* begin ENTRIES PROVIDED *

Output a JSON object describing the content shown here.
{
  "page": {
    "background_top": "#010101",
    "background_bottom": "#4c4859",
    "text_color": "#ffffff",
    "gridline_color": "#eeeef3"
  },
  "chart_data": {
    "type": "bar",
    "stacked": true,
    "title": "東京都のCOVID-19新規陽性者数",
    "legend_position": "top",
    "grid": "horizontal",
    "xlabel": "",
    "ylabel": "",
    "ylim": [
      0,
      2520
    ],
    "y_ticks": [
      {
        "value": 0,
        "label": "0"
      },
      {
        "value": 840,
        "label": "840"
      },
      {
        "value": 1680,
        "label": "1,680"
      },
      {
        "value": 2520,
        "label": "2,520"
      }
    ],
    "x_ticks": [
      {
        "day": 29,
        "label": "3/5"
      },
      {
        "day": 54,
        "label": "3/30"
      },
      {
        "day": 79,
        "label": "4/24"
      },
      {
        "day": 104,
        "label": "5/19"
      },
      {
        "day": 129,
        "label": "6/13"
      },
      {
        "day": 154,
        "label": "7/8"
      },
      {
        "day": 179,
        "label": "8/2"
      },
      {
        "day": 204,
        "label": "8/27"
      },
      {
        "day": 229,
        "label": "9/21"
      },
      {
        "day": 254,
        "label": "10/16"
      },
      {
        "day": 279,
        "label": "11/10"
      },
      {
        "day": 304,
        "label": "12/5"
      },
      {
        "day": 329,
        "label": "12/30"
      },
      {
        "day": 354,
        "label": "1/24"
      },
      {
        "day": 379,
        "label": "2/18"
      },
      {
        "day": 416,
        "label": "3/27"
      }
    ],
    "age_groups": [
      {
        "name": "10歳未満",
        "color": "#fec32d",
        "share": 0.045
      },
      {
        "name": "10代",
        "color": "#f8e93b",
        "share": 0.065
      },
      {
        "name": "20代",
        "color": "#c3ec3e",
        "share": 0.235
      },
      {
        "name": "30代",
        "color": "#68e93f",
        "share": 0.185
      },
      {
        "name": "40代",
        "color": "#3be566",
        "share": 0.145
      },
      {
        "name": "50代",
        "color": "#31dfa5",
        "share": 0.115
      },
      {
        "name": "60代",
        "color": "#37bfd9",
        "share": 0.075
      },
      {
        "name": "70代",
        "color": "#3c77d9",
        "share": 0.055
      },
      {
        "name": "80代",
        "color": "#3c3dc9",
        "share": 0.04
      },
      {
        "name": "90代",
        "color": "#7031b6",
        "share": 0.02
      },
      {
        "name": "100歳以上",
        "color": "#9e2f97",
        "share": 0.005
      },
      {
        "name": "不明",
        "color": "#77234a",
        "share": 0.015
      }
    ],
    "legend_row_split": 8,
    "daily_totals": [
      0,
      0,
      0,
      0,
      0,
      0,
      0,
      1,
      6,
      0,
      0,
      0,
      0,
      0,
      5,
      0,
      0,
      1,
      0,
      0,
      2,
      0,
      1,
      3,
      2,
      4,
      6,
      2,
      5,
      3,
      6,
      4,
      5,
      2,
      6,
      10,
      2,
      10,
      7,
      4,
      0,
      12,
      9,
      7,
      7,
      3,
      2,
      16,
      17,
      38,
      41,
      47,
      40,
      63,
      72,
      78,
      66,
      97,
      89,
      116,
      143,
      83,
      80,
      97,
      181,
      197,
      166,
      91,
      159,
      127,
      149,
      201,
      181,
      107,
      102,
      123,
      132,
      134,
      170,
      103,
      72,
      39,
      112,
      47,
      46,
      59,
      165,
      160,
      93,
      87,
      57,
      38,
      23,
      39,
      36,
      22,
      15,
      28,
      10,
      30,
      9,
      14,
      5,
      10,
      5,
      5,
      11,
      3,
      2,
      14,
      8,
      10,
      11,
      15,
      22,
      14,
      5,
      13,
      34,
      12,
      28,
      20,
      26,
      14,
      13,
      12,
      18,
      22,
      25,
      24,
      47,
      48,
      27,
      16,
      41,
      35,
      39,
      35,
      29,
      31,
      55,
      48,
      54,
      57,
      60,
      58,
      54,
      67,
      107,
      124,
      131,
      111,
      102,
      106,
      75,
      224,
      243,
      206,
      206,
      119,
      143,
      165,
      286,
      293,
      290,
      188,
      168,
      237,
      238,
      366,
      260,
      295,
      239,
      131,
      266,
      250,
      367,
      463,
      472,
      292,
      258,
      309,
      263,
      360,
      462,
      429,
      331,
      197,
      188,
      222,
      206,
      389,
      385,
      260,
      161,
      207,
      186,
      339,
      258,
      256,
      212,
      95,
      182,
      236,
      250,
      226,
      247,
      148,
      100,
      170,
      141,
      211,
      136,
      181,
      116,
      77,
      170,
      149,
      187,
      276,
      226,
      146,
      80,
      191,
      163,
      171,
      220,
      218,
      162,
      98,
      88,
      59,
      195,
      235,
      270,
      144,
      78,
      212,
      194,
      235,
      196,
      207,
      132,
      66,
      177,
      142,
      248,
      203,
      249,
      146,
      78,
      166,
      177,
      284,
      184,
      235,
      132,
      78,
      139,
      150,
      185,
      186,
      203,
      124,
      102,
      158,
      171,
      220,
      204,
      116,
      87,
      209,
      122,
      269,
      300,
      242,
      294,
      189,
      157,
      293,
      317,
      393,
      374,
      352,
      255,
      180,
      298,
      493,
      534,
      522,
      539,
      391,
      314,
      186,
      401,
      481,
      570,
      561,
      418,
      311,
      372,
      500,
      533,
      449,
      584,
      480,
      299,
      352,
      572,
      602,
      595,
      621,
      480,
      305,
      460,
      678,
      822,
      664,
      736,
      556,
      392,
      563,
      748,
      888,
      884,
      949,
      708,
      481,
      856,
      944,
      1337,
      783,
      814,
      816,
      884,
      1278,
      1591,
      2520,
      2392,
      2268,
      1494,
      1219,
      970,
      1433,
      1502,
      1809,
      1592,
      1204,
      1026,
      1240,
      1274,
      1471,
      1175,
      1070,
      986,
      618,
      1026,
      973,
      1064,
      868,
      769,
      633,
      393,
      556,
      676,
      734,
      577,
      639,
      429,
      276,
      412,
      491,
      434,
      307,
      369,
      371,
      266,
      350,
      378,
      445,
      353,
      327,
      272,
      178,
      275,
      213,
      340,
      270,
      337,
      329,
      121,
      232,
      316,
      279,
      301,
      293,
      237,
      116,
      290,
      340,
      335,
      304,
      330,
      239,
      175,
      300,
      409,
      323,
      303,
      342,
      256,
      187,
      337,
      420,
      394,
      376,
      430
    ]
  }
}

* end ENTRIES PROVIDED *

- AIM OF THE TASK
Look through the data and gather every line with the string "share" in it.

- RESULT
        "share": 0.045
        "share": 0.065
        "share": 0.235
        "share": 0.185
        "share": 0.145
        "share": 0.115
        "share": 0.075
        "share": 0.055
        "share": 0.04
        "share": 0.02
        "share": 0.005
        "share": 0.015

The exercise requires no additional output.